(STATED GOAL) Copy each entry as it stands, leaving nothing out.

(MATERIAL FOR THIS TASK)
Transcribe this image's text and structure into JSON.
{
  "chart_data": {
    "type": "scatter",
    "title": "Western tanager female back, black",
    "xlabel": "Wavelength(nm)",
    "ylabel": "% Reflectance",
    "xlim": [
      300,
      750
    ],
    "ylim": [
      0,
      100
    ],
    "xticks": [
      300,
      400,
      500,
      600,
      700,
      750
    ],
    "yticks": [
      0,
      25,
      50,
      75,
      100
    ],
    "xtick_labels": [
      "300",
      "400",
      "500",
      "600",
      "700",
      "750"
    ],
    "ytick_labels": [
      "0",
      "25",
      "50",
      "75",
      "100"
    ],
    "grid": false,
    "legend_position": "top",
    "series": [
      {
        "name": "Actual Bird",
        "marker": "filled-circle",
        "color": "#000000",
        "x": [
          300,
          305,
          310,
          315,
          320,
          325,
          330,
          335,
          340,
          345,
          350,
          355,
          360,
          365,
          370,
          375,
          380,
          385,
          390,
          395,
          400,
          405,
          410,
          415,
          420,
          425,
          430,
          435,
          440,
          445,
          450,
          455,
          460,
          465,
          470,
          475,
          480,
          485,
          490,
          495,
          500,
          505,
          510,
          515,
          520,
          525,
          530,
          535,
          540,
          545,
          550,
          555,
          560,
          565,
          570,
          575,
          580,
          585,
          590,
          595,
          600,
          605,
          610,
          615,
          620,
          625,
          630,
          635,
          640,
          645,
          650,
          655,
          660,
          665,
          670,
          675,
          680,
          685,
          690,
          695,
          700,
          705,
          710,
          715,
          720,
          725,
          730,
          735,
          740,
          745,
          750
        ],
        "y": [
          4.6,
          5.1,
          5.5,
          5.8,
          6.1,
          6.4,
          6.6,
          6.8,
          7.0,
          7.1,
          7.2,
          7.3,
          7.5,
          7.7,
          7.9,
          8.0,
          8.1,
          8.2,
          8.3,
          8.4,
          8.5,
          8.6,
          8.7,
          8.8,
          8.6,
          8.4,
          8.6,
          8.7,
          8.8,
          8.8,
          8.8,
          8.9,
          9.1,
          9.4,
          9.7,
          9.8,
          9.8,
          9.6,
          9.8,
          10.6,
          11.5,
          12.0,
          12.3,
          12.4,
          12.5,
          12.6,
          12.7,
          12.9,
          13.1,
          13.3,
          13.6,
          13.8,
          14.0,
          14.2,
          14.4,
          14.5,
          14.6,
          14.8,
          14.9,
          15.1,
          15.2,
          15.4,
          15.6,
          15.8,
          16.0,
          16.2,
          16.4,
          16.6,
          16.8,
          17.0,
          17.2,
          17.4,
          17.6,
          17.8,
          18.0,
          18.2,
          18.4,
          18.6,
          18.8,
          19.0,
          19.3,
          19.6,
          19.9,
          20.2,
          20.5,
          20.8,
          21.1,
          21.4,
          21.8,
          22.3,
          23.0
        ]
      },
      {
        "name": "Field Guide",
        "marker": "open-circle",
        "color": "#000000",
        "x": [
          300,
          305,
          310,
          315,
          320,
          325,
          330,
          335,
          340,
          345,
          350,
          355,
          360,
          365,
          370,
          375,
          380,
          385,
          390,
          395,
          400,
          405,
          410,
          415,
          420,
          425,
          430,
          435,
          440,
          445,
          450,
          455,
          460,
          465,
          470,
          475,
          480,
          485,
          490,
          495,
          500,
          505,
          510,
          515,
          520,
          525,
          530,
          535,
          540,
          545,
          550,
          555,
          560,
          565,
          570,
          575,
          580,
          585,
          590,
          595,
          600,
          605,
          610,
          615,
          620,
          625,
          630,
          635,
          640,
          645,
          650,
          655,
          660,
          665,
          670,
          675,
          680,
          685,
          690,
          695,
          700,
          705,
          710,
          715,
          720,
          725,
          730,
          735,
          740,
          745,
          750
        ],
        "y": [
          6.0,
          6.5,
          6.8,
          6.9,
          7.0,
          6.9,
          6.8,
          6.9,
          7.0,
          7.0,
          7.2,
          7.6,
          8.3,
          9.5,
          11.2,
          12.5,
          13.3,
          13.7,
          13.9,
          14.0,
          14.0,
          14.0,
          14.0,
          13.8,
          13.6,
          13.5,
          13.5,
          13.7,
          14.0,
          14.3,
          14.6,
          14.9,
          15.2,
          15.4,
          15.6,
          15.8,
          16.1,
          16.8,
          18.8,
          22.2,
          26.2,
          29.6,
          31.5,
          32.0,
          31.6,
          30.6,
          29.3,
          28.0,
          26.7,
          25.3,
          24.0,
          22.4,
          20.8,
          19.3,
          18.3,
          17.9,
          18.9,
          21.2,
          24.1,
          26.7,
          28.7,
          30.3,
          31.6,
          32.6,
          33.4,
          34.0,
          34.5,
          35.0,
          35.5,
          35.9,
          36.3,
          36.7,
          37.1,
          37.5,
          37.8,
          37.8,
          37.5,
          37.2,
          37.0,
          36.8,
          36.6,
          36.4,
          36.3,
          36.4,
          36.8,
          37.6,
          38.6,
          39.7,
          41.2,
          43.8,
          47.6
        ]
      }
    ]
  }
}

(EXERCISE OUTPUT)
Transcribe this image's text and structure into JSON.
{
  "chart_data": {
    "type": "scatter",
    "title": "Western tanager female back, black",
    "xlabel": "Wavelength(nm)",
    "ylabel": "% Reflectance",
    "xlim": [
      300,
      750
    ],
    "ylim": [
      0,
      100
    ],
    "xticks": [
      300,
      400,
      500,
      600,
      700,
      750
    ],
    "yticks": [
      0,
      25,
      50,
      75,
      100
    ],
    "xtick_labels": [
      "300",
      "400",
      "500",
      "600",
      "700",
      "750"
    ],
    "ytick_labels": [
      "0",
      "25",
      "50",
      "75",
      "100"
    ],
    "grid": false,
    "legend_position": "top",
    "series": [
      {
        "name": "Actual Bird",
        "marker": "filled-circle",
        "color": "#000000",
        "x": [
          300,
          305,
          310,
          315,
          320,
          325,
          330,
          335,
          340,
          345,
          350,
          355,
          360,
          365,
          370,
          375,
          380,
          385,
          390,
          395,
          400,
          405,
          410,
          415,
          420,
          425,
          430,
          435,
          440,
          445,
          450,
          455,
          460,
          465,
          470,
          475,
          480,
          485,
          490,
          495,
          500,
          505,
          510,
          515,
          520,
          525,
          530,
          535,
          540,
          545,
          550,
          555,
          560,
          565,
          570,
          575,
          580,
          585,
          590,
          595,
          600,
          605,
          610,
          615,
          620,
          625,
          630,
          635,
          640,
          645,
          650,
          655,
          660,
          665,
          670,
          675,
          680,
          685,
          690,
          695,
          700,
          705,
          710,
          715,
          720,
          725,
          730,
          735,
          740,
          745,
          750
        ],
        "y": [
          4.6,
          5.1,
          5.5,
          5.8,
          6.1,
          6.4,
          6.6,
          6.8,
          7.0,
          7.1,
          7.2,
          7.3,
          7.5,
          7.7,
          7.9,
          8.0,
          8.1,
          8.2,
          8.3,
          8.4,
          8.5,
          8.6,
          8.7,
          8.8,
          8.6,
          8.4,
          8.6,
          8.7,
          8.8,
          8.8,
          8.8,
          8.9,
          9.1,
          9.4,
          9.7,
          9.8,
          9.8,
          9.6,
          9.8,
          10.6,
          11.5,
          12.0,
          12.3,
          12.4,
          12.5,
          12.6,
          12.7,
          12.9,
          13.1,
          13.3,
          13.6,
          13.8,
          14.0,
          14.2,
          14.4,
          14.5,
          14.6,
          14.8,
          14.9,
          15.1,
          15.2,
          15.4,
          15.6,
          15.8,
          16.0,
          16.2,
          16.4,
          16.6,
          16.8,
          17.0,
          17.2,
          17.4,
          17.6,
          17.8,
          18.0,
          18.2,
          18.4,
          18.6,
          18.8,
          19.0,
          19.3,
          19.6,
          19.9,
          20.2,
          20.5,
          20.8,
          21.1,
          21.4,
          21.8,
          22.3,
          23.0
        ]
      },
      {
        "name": "Field Guide",
        "marker": "open-circle",
        "color": "#000000",
        "x": [
          300,
          305,
          310,
          315,
          320,
          325,
          330,
          335,
          340,
          345,
          350,
          355,
          360,
          365,
          370,
          375,
          380,
          385,
          390,
          395,
          400,
          405,
          410,
          415,
          420,
          425,
          430,
          435,
          440,
          445,
          450,
          455,
          460,
          465,
          470,
          475,
          480,
          485,
          490,
          495,
          500,
          505,
          510,
          515,
          520,
          525,
          530,
          535,
          540,
          545,
          550,
          555,
          560,
          565,
          570,
          575,
          580,
          585,
          590,
          595,
          600,
          605,
          610,
          615,
          620,
          625,
          630,
          635,
          640,
          645,
          650,
          655,
          660,
          665,
          670,
          675,
          680,
          685,
          690,
          695,
          700,
          705,
          710,
          715,
          720,
          725,
          730,
          735,
          740,
          745,
          750
        ],
        "y": [
          6.0,
          6.5,
          6.8,
          6.9,
          7.0,
          6.9,
          6.8,
          6.9,
          7.0,
          7.0,
          7.2,
          7.6,
          8.3,
          9.5,
          11.2,
          12.5,
          13.3,
          13.7,
          13.9,
          14.0,
          14.0,
          14.0,
          14.0,
          13.8,
          13.6,
          13.5,
          13.5,
          13.7,
          14.0,
          14.3,
          14.6,
          14.9,
          15.2,
          15.4,
          15.6,
          15.8,
          16.1,
          16.8,
          18.8,
          22.2,
          26.2,
          29.6,
          31.5,
          32.0,
          31.6,
          30.6,
          29.3,
          28.0,
          26.7,
          25.3,
          24.0,
          22.4,
          20.8,
          19.3,
          18.3,
          17.9,
          18.9,
          21.2,
          24.1,
          26.7,
          28.7,
          30.3,
          31.6,
          32.6,
          33.4,
          34.0,
          34.5,
          35.0,
          35.5,
          35.9,
          36.3,
          36.7,
          37.1,
          37.5,
          37.8,
          37.8,
          37.5,
          37.2,
          37.0,
          36.8,
          36.6,
          36.4,
          36.3,
          36.4,
          36.8,
          37.6,
          38.6,
          39.7,
          41.2,
          43.8,
          47.6
        ]
      }
    ]
  }
}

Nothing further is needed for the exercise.